» **What to produce**:
How many lines in the records below contain the word "width"? Give only the number.

» **Source records**:
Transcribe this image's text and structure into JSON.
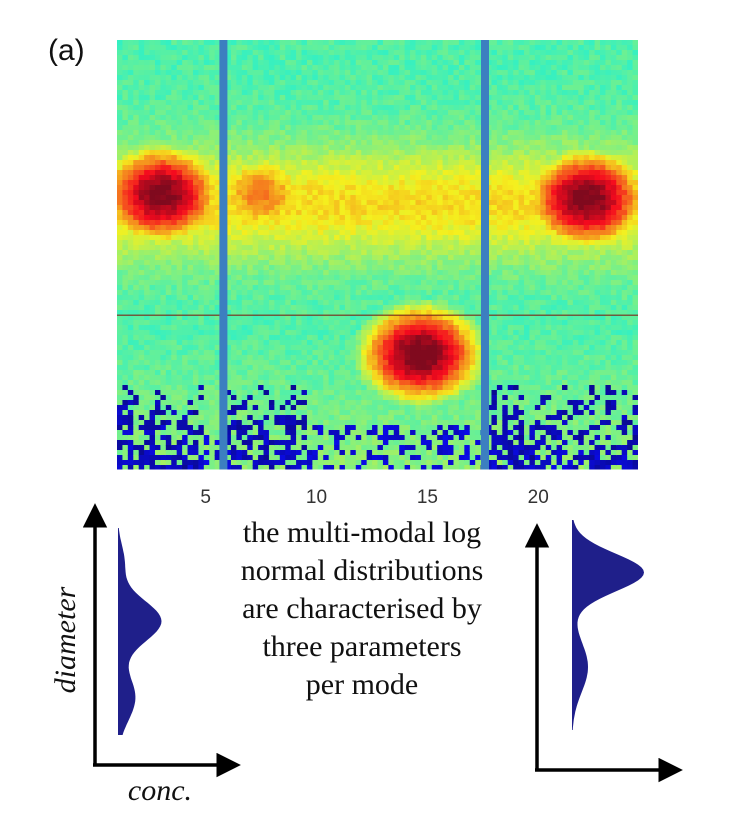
{
  "panel_label": "(a)",
  "caption_lines": [
    "the multi-modal log",
    "normal distributions",
    "are characterised by",
    "three parameters",
    "per mode"
  ],
  "colors": {
    "axis": "#000000",
    "mode_fill": "#1f1f8a",
    "heatmap_low": "#1b2a8f",
    "heatmap_high": "#d23a1e",
    "divider": "#3c7fc0"
  },
  "chart_data": {
    "type": "heatmap",
    "title": "",
    "xlabel": "",
    "ylabel": "",
    "x_ticks": [
      5,
      10,
      15,
      20
    ],
    "xlim": [
      1,
      24.5
    ],
    "colormap": "jet",
    "vertical_divider_lines": [
      5.8,
      17.6
    ],
    "horizontal_reference_line_fraction": 0.64,
    "intensity_shape": {
      "description_free": true,
      "modes": [
        {
          "x": 3.0,
          "level": 0.64,
          "intensity": 0.96
        },
        {
          "x": 7.5,
          "level": 0.64,
          "intensity": 0.7
        },
        {
          "x": 14.7,
          "level": 0.27,
          "intensity": 0.98
        },
        {
          "x": 22.2,
          "level": 0.63,
          "intensity": 0.97
        }
      ]
    },
    "insets": [
      {
        "name": "left-distribution",
        "xlabel": "conc.",
        "ylabel": "diameter",
        "modes": [
          {
            "diameter": 0.18,
            "concentration": 0.28,
            "width": 0.11
          },
          {
            "diameter": 0.55,
            "concentration": 0.7,
            "width": 0.1
          },
          {
            "diameter": 0.84,
            "concentration": 0.1,
            "width": 0.08
          }
        ]
      },
      {
        "name": "right-distribution",
        "xlabel": "",
        "ylabel": "",
        "modes": [
          {
            "diameter": 0.3,
            "concentration": 0.2,
            "width": 0.12
          },
          {
            "diameter": 0.75,
            "concentration": 0.9,
            "width": 0.09
          }
        ]
      }
    ]
  }
}
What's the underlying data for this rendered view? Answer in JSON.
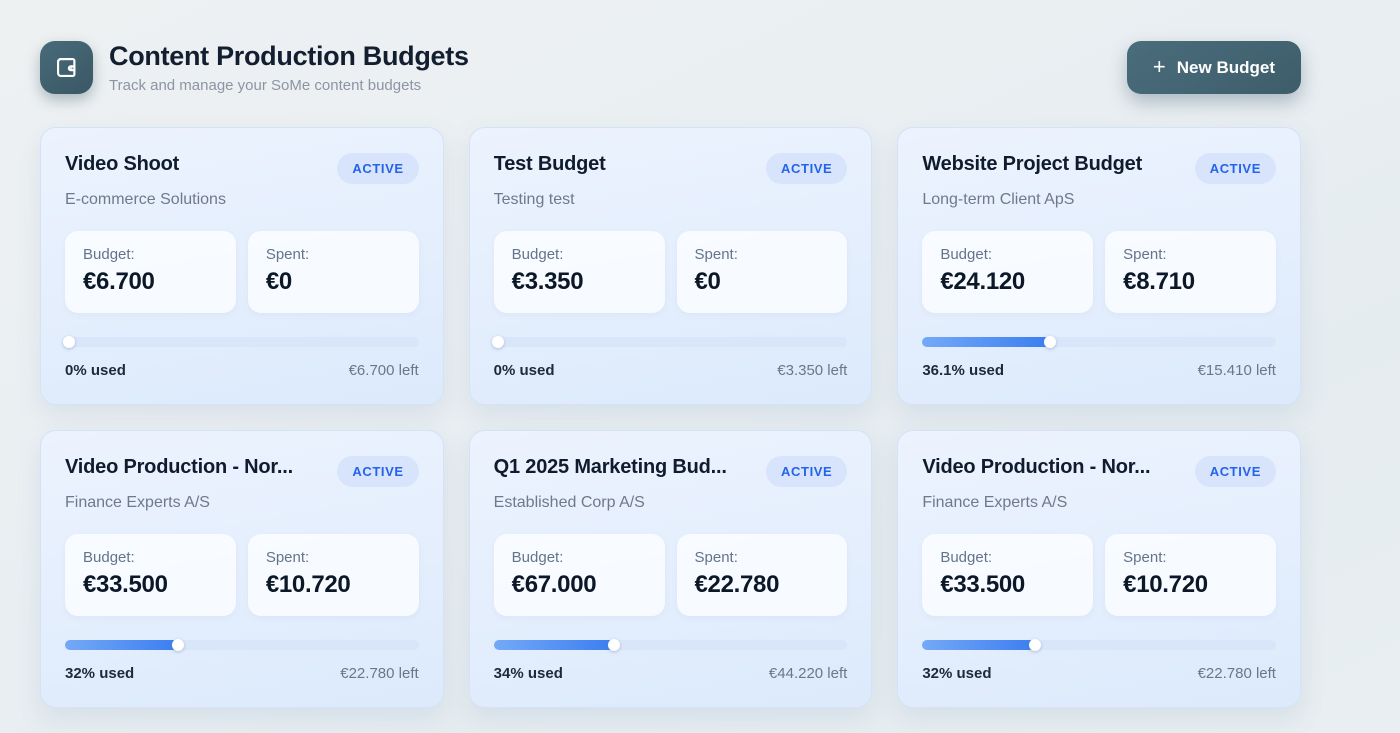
{
  "header": {
    "title": "Content Production Budgets",
    "subtitle": "Track and manage your SoMe content budgets",
    "new_budget_label": "New Budget",
    "plus_glyph": "+"
  },
  "labels": {
    "budget": "Budget:",
    "spent": "Spent:"
  },
  "colors": {
    "accent_teal": "#44626f",
    "badge_bg": "#d7e4fc",
    "badge_text": "#2563eb",
    "progress_track": "#d9e6fa",
    "progress_fill_start": "#74a9f7",
    "progress_fill_end": "#3b7ef0"
  },
  "cards": [
    {
      "title": "Video Shoot",
      "status": "ACTIVE",
      "client": "E-commerce Solutions",
      "budget": "€6.700",
      "spent": "€0",
      "percent_used": "0% used",
      "percent_value": 0,
      "left": "€6.700 left"
    },
    {
      "title": "Test Budget",
      "status": "ACTIVE",
      "client": "Testing test",
      "budget": "€3.350",
      "spent": "€0",
      "percent_used": "0% used",
      "percent_value": 0,
      "left": "€3.350 left"
    },
    {
      "title": "Website Project Budget",
      "status": "ACTIVE",
      "client": "Long-term Client ApS",
      "budget": "€24.120",
      "spent": "€8.710",
      "percent_used": "36.1% used",
      "percent_value": 36.1,
      "left": "€15.410 left"
    },
    {
      "title": "Video Production - Nor...",
      "status": "ACTIVE",
      "client": "Finance Experts A/S",
      "budget": "€33.500",
      "spent": "€10.720",
      "percent_used": "32% used",
      "percent_value": 32,
      "left": "€22.780 left"
    },
    {
      "title": "Q1 2025 Marketing Bud...",
      "status": "ACTIVE",
      "client": "Established Corp A/S",
      "budget": "€67.000",
      "spent": "€22.780",
      "percent_used": "34% used",
      "percent_value": 34,
      "left": "€44.220 left"
    },
    {
      "title": "Video Production - Nor...",
      "status": "ACTIVE",
      "client": "Finance Experts A/S",
      "budget": "€33.500",
      "spent": "€10.720",
      "percent_used": "32% used",
      "percent_value": 32,
      "left": "€22.780 left"
    }
  ]
}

» **Solution to this problem**:
5